[start Data listing]

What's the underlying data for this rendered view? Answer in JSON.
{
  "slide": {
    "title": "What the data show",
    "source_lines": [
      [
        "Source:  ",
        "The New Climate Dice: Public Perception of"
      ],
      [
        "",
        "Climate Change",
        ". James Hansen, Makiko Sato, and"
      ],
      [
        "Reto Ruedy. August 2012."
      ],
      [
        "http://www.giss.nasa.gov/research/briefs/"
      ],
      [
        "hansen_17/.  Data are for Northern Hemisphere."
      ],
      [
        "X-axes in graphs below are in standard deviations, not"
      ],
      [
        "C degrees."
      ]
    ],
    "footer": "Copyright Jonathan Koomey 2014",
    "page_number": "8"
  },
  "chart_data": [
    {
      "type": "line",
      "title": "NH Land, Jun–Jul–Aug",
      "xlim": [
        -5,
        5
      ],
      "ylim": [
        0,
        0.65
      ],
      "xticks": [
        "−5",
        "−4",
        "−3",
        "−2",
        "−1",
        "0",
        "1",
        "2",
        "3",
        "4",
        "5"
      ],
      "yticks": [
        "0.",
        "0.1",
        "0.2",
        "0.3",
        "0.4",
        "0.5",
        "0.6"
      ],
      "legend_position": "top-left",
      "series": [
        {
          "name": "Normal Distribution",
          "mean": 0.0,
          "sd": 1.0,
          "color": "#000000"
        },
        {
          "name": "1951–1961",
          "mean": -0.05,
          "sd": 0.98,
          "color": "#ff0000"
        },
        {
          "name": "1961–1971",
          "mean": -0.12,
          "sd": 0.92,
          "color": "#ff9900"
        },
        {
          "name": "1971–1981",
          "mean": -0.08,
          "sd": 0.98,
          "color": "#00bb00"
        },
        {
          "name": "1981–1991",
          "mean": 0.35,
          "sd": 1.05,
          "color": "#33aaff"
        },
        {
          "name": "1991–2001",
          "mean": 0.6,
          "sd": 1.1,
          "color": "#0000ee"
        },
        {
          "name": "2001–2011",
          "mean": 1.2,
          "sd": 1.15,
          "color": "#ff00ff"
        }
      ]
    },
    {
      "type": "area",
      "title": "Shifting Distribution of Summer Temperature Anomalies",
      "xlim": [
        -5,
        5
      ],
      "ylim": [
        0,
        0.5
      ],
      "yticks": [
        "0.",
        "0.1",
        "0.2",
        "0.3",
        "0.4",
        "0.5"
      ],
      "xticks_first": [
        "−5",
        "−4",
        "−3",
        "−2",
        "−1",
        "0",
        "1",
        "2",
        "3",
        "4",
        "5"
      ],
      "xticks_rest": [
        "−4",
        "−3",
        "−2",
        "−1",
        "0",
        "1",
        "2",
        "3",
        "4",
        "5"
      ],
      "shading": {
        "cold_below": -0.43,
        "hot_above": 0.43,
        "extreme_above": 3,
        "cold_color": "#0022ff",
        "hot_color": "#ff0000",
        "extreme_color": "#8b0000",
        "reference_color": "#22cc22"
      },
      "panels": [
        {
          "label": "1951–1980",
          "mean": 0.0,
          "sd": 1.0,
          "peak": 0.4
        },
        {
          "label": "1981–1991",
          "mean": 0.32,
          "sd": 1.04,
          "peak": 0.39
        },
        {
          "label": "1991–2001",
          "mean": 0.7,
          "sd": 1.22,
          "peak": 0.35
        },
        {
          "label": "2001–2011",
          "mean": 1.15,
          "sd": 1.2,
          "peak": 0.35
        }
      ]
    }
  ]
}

[end Data listing]

Problem
Copy out the material word for word and line for line.

Exercise answer
What's the underlying data for this rendered view? Answer in JSON.
{
  "slide": {
    "title": "What the data show",
    "source_lines": [
      [
        "Source:  ",
        "The New Climate Dice: Public Perception of"
      ],
      [
        "",
        "Climate Change",
        ". James Hansen, Makiko Sato, and"
      ],
      [
        "Reto Ruedy. August 2012."
      ],
      [
        "http://www.giss.nasa.gov/research/briefs/"
      ],
      [
        "hansen_17/.  Data are for Northern Hemisphere."
      ],
      [
        "X-axes in graphs below are in standard deviations, not"
      ],
      [
        "C degrees."
      ]
    ],
    "footer": "Copyright Jonathan Koomey 2014",
    "page_number": "8"
  },
  "chart_data": [
    {
      "type": "line",
      "title": "NH Land, Jun–Jul–Aug",
      "xlim": [
        -5,
        5
      ],
      "ylim": [
        0,
        0.65
      ],
      "xticks": [
        "−5",
        "−4",
        "−3",
        "−2",
        "−1",
        "0",
        "1",
        "2",
        "3",
        "4",
        "5"
      ],
      "yticks": [
        "0.",
        "0.1",
        "0.2",
        "0.3",
        "0.4",
        "0.5",
        "0.6"
      ],
      "legend_position": "top-left",
      "series": [
        {
          "name": "Normal Distribution",
          "mean": 0.0,
          "sd": 1.0,
          "color": "#000000"
        },
        {
          "name": "1951–1961",
          "mean": -0.05,
          "sd": 0.98,
          "color": "#ff0000"
        },
        {
          "name": "1961–1971",
          "mean": -0.12,
          "sd": 0.92,
          "color": "#ff9900"
        },
        {
          "name": "1971–1981",
          "mean": -0.08,
          "sd": 0.98,
          "color": "#00bb00"
        },
        {
          "name": "1981–1991",
          "mean": 0.35,
          "sd": 1.05,
          "color": "#33aaff"
        },
        {
          "name": "1991–2001",
          "mean": 0.6,
          "sd": 1.1,
          "color": "#0000ee"
        },
        {
          "name": "2001–2011",
          "mean": 1.2,
          "sd": 1.15,
          "color": "#ff00ff"
        }
      ]
    },
    {
      "type": "area",
      "title": "Shifting Distribution of Summer Temperature Anomalies",
      "xlim": [
        -5,
        5
      ],
      "ylim": [
        0,
        0.5
      ],
      "yticks": [
        "0.",
        "0.1",
        "0.2",
        "0.3",
        "0.4",
        "0.5"
      ],
      "xticks_first": [
        "−5",
        "−4",
        "−3",
        "−2",
        "−1",
        "0",
        "1",
        "2",
        "3",
        "4",
        "5"
      ],
      "xticks_rest": [
        "−4",
        "−3",
        "−2",
        "−1",
        "0",
        "1",
        "2",
        "3",
        "4",
        "5"
      ],
      "shading": {
        "cold_below": -0.43,
        "hot_above": 0.43,
        "extreme_above": 3,
        "cold_color": "#0022ff",
        "hot_color": "#ff0000",
        "extreme_color": "#8b0000",
        "reference_color": "#22cc22"
      },
      "panels": [
        {
          "label": "1951–1980",
          "mean": 0.0,
          "sd": 1.0,
          "peak": 0.4
        },
        {
          "label": "1981–1991",
          "mean": 0.32,
          "sd": 1.04,
          "peak": 0.39
        },
        {
          "label": "1991–2001",
          "mean": 0.7,
          "sd": 1.22,
          "peak": 0.35
        },
        {
          "label": "2001–2011",
          "mean": 1.15,
          "sd": 1.2,
          "peak": 0.35
        }
      ]
    }
  ]
}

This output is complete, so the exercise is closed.